▸ Data to use
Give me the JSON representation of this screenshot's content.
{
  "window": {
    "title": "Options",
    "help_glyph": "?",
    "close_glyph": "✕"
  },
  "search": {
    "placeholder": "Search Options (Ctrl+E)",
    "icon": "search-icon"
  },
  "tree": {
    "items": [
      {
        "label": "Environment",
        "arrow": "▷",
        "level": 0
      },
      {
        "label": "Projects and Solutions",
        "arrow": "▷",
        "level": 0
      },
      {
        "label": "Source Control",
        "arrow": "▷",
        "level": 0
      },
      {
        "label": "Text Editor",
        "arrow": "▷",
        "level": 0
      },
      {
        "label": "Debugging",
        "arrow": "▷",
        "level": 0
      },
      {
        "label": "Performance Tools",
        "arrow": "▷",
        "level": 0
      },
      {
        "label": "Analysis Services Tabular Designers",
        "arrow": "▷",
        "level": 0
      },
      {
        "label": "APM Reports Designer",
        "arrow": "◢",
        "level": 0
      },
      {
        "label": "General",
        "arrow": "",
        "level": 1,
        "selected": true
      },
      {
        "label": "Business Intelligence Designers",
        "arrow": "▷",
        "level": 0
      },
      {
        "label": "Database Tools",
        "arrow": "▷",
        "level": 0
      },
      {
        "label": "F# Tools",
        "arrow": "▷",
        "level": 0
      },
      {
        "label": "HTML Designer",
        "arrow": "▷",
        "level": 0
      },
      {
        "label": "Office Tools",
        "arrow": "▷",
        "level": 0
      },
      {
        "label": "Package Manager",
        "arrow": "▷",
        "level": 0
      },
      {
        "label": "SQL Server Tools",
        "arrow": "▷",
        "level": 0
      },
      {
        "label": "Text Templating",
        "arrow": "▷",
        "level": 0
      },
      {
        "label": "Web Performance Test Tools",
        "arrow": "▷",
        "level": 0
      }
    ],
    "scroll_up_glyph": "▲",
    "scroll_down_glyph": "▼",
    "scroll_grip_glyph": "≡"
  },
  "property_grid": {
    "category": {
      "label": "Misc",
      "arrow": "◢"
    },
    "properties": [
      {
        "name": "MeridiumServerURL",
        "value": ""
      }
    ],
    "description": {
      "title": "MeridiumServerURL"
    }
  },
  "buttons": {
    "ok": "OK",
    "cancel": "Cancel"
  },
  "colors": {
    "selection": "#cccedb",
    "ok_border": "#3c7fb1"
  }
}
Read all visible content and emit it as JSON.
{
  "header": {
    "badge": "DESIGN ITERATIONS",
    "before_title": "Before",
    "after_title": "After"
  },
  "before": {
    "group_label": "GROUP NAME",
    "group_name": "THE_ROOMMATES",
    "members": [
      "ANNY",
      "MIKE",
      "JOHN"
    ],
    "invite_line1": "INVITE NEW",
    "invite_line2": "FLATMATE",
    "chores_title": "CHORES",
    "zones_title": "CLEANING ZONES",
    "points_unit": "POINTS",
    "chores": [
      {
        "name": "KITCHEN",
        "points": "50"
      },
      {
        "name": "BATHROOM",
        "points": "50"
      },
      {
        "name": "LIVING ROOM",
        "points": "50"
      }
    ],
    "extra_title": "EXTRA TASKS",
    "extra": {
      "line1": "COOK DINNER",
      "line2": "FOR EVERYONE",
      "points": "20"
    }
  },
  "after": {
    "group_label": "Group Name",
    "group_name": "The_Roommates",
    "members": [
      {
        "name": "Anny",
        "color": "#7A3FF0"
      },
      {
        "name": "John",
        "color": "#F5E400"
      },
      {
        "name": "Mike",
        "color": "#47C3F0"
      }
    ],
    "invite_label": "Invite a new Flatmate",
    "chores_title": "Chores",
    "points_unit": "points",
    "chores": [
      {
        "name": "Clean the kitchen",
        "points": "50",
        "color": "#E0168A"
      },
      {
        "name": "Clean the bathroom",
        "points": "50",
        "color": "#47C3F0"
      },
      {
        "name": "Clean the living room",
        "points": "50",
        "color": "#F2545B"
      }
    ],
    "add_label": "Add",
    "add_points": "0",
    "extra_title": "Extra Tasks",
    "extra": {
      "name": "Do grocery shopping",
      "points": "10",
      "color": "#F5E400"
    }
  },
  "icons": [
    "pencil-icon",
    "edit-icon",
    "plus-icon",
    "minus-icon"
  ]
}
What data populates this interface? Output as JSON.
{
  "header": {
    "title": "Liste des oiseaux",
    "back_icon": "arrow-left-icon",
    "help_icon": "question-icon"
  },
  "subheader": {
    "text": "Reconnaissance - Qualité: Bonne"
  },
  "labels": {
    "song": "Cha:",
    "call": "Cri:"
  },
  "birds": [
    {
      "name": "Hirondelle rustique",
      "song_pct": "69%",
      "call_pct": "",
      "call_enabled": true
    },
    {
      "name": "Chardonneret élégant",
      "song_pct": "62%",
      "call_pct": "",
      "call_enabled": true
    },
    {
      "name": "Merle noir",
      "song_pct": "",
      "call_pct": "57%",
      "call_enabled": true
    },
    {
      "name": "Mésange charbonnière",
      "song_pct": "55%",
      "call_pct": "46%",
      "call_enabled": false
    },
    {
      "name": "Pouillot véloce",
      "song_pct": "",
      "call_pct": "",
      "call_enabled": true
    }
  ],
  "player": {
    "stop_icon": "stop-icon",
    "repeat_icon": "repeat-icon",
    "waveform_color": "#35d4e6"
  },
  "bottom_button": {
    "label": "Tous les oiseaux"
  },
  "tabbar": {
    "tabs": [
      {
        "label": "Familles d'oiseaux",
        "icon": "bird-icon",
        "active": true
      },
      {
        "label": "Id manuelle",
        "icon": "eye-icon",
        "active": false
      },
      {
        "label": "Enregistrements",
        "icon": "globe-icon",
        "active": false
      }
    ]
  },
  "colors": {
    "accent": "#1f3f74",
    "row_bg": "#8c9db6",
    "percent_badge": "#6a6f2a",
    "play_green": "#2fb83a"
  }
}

▸ What to work on
Pick out the lines above containing the word "Performance", then copy them.

▸ Correct output
        "label": "Performance Tools",
        "label": "Web Performance Test Tools",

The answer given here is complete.